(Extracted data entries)
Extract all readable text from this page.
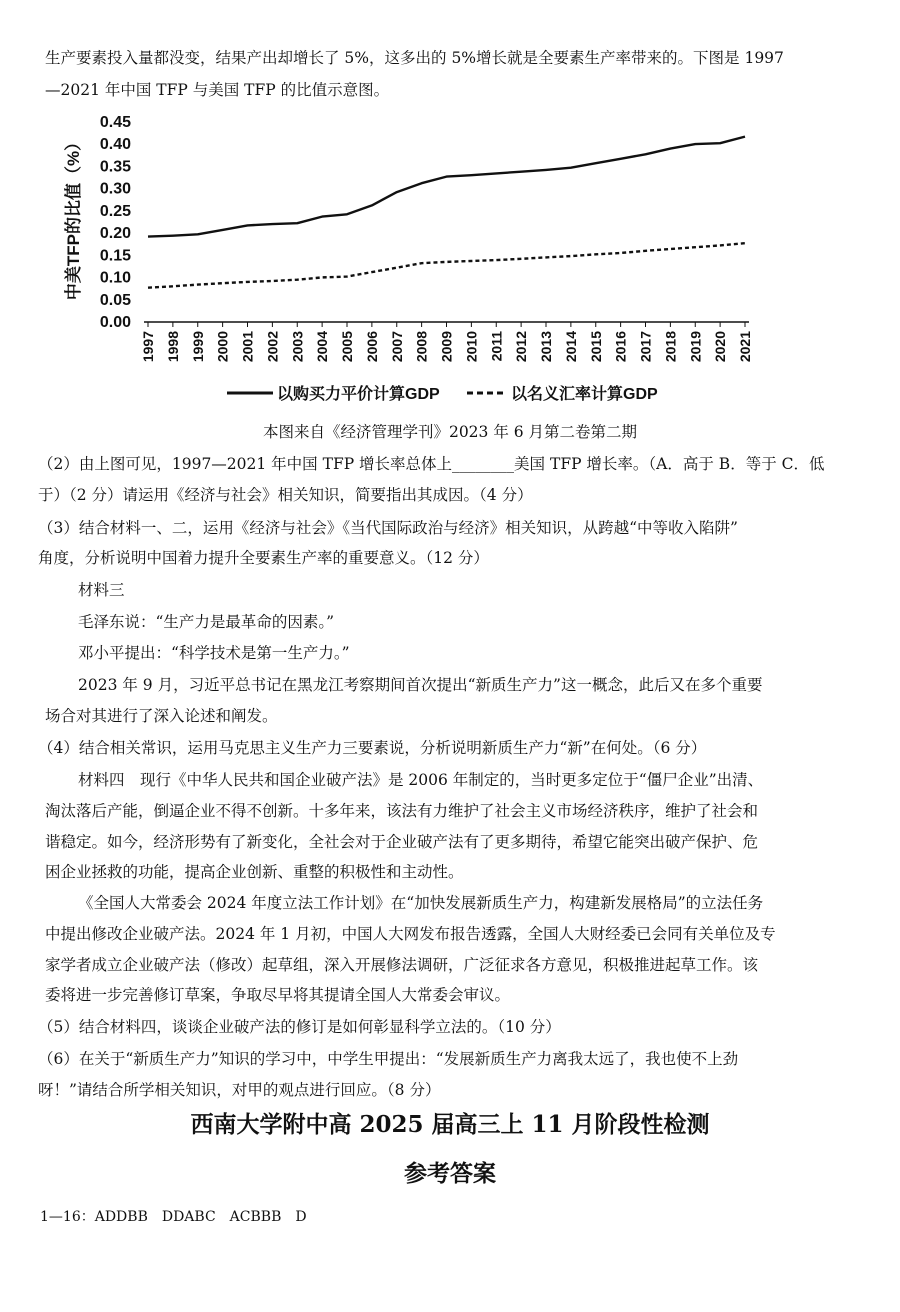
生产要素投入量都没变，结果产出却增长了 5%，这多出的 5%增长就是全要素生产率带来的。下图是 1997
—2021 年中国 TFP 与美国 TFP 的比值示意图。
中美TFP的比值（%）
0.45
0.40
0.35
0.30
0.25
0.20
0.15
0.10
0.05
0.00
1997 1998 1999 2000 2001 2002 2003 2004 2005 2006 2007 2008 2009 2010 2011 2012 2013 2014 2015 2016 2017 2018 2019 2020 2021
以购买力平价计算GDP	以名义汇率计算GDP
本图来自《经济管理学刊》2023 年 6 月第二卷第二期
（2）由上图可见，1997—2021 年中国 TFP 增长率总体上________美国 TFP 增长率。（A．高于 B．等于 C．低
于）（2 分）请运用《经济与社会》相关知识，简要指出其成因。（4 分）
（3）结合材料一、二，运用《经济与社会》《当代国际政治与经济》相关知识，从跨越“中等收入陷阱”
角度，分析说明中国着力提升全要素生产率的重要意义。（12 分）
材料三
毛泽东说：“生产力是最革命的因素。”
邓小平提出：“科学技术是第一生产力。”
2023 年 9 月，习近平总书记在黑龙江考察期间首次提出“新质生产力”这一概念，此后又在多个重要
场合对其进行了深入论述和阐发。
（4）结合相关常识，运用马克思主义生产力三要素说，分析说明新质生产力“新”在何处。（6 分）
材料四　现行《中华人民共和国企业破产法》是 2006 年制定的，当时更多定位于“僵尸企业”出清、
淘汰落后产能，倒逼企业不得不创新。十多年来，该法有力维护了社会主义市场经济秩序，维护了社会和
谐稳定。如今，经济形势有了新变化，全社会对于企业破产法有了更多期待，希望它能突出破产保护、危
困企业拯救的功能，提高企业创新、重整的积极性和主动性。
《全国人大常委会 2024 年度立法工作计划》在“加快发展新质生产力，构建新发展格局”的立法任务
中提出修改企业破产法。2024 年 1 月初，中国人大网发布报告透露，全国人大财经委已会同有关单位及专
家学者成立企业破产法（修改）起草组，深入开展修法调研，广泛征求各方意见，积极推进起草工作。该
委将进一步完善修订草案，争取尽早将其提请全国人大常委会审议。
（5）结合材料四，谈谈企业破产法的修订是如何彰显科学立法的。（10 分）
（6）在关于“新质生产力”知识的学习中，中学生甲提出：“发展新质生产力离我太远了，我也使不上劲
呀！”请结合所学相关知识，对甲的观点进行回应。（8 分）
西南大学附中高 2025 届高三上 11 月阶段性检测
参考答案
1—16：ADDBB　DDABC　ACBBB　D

◆ **Work to complete**
Go through the data above and transcribe it in full, omitting any image.

◆ **Correct answer**
Extract all readable text from this page.
生产要素投入量都没变，结果产出却增长了 5%，这多出的 5%增长就是全要素生产率带来的。下图是 1997
—2021 年中国 TFP 与美国 TFP 的比值示意图。
中美TFP的比值（%）
0.45
0.40
0.35
0.30
0.25
0.20
0.15
0.10
0.05
0.00
1997 1998 1999 2000 2001 2002 2003 2004 2005 2006 2007 2008 2009 2010 2011 2012 2013 2014 2015 2016 2017 2018 2019 2020 2021
以购买力平价计算GDP	以名义汇率计算GDP
本图来自《经济管理学刊》2023 年 6 月第二卷第二期
（2）由上图可见，1997—2021 年中国 TFP 增长率总体上________美国 TFP 增长率。（A．高于 B．等于 C．低
于）（2 分）请运用《经济与社会》相关知识，简要指出其成因。（4 分）
（3）结合材料一、二，运用《经济与社会》《当代国际政治与经济》相关知识，从跨越“中等收入陷阱”
角度，分析说明中国着力提升全要素生产率的重要意义。（12 分）
材料三
毛泽东说：“生产力是最革命的因素。”
邓小平提出：“科学技术是第一生产力。”
2023 年 9 月，习近平总书记在黑龙江考察期间首次提出“新质生产力”这一概念，此后又在多个重要
场合对其进行了深入论述和阐发。
（4）结合相关常识，运用马克思主义生产力三要素说，分析说明新质生产力“新”在何处。（6 分）
材料四　现行《中华人民共和国企业破产法》是 2006 年制定的，当时更多定位于“僵尸企业”出清、
淘汰落后产能，倒逼企业不得不创新。十多年来，该法有力维护了社会主义市场经济秩序，维护了社会和
谐稳定。如今，经济形势有了新变化，全社会对于企业破产法有了更多期待，希望它能突出破产保护、危
困企业拯救的功能，提高企业创新、重整的积极性和主动性。
《全国人大常委会 2024 年度立法工作计划》在“加快发展新质生产力，构建新发展格局”的立法任务
中提出修改企业破产法。2024 年 1 月初，中国人大网发布报告透露，全国人大财经委已会同有关单位及专
家学者成立企业破产法（修改）起草组，深入开展修法调研，广泛征求各方意见，积极推进起草工作。该
委将进一步完善修订草案，争取尽早将其提请全国人大常委会审议。
（5）结合材料四，谈谈企业破产法的修订是如何彰显科学立法的。（10 分）
（6）在关于“新质生产力”知识的学习中，中学生甲提出：“发展新质生产力离我太远了，我也使不上劲
呀！”请结合所学相关知识，对甲的观点进行回应。（8 分）
西南大学附中高 2025 届高三上 11 月阶段性检测
参考答案
1—16：ADDBB　DDABC　ACBBB　D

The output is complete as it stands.